_Задания:_
(a) Какой первоначальный приговор Ситникову называет страница о его деле?
(b) Чем, по странице о деле Ситникова, объясняется решение царя заключить его в монастырь? Ответьте одним-тремя предложениями.

_Страница:_
========================================================================
Первоначальный приговор – смертная казнь, все сочинения публично сжечь на площади. Но тут аудиториатский департамент посчитал, что вопрос о невменяемости как-то быстро закрыт, проверьте его там ещё раз! Проверили. Вменяем, только голова горячая, пожалеть надо. Департамент пожалел: признал злостным преступником и присудил – по классике – лишить чинов, орденов, дворянства, сломать шпагу и выслать на каторжные работы (срок не нашла, увы).
Оставалась последняя инстанция в лице милосердного царя, в котором Ситников так хотел найти сочувствие к своим проектам. Царь не поверил, что кто-то мог совершить такое в здравом уме, и повелел: знаков отличия лишить, заключить в монастырь, как опасного для общества. По другой версии – в Шлиссельбургскую крепость. Занавес.
Вот такая история. В чём-то даже удивительная. В фондах Третьего отделения лежит дело с длинным названием: «О штабс-капитане генерального штаба Ситникове, сочинявшем и рассылавшем пасквили и возмутительные письма, и о подозреваемых в связях с ним старшим адъютантом 6-й пехотной дивизии Бегичеве, чиновнике Томашевском и других». Триста страниц почти.
Основной (потому что ещё попробуй найди) источник: Дело Ситникова. Проект вечевого правления (по архивным данным) // Голос минувшего. – 1917. – № 7–8. – С. 105–123.
Было бы совсем хорошо, оставляй автор ссылки, но что есть. Пишет, к слову, что дальнейшая судьба Ситникова неизвестна, а в книжке про алфавитный-список-всяких-революционеров (не помню название) указано, что он умер в районе 1836-37 года. Пруф пока найти не могу, так что вопрос не закрываем.
========================================================================
_Строки данных:_
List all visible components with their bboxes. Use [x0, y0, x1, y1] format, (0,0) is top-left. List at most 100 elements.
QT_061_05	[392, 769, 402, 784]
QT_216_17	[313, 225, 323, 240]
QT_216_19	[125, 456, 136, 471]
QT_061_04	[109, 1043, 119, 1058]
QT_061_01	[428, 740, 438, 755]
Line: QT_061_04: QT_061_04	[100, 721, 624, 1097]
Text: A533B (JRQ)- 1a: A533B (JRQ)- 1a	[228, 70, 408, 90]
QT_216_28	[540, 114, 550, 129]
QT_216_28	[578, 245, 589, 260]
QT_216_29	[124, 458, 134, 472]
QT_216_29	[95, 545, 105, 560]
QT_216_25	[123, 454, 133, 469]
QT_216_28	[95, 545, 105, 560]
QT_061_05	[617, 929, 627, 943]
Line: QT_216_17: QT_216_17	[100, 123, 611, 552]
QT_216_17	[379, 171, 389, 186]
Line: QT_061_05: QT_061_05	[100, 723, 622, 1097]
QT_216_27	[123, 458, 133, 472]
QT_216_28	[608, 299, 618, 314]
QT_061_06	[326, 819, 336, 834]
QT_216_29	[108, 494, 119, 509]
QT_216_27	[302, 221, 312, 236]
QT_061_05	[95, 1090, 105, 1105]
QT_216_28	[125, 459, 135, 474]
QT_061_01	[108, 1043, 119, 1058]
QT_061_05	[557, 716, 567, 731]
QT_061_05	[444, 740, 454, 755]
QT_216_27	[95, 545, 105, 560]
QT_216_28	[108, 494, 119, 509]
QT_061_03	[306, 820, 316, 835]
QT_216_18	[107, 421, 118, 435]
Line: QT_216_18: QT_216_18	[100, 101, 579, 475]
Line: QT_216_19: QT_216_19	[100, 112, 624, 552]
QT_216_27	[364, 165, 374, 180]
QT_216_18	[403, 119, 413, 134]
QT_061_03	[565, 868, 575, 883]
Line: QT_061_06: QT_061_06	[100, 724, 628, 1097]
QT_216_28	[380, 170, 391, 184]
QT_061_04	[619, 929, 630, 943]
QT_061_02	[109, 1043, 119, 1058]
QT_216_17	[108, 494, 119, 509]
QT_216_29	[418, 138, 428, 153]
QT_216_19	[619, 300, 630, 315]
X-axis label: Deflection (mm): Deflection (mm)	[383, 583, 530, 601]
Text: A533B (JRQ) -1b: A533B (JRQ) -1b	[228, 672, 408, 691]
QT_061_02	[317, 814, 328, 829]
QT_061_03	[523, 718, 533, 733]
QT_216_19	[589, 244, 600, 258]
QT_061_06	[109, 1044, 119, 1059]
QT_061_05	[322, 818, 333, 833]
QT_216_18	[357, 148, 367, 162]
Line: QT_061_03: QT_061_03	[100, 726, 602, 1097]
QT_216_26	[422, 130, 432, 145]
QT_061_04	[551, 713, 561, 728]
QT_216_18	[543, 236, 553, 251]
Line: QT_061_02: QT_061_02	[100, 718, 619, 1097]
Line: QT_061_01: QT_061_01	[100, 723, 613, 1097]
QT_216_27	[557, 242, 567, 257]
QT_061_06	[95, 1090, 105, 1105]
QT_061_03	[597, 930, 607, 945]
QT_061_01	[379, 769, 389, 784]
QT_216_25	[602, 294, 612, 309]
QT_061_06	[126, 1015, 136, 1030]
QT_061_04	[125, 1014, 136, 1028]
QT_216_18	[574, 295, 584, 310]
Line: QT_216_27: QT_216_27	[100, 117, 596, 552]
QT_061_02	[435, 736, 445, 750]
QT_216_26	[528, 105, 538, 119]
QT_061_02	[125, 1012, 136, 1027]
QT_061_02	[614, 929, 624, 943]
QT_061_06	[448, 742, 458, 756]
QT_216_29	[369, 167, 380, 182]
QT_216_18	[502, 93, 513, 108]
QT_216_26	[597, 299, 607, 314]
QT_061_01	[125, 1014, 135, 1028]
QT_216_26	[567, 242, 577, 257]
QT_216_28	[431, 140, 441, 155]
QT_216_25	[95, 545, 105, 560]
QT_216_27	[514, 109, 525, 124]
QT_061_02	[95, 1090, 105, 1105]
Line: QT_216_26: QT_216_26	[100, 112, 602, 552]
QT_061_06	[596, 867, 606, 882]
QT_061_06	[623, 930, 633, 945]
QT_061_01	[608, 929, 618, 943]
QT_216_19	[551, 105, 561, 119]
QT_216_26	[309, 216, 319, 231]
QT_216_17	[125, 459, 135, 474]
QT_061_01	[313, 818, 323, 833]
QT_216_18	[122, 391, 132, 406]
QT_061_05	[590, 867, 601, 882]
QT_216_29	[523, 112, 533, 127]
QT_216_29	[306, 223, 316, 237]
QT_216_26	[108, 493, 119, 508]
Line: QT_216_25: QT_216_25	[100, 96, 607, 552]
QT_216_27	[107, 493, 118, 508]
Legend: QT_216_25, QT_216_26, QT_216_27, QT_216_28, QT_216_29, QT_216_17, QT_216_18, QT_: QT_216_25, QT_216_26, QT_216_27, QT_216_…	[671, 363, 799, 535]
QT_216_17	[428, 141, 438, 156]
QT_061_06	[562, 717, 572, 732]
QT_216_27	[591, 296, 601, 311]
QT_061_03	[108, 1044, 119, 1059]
========================================================================
_Ответы:_
(a) Смертная казнь, а все его сочинения публично сжечь на площади.

(b) Царь не поверил, что кто-то мог совершить такое в здравом уме. Поэтому он велел лишить Ситникова знаков отличия и заключить в монастырь как опасного для общества.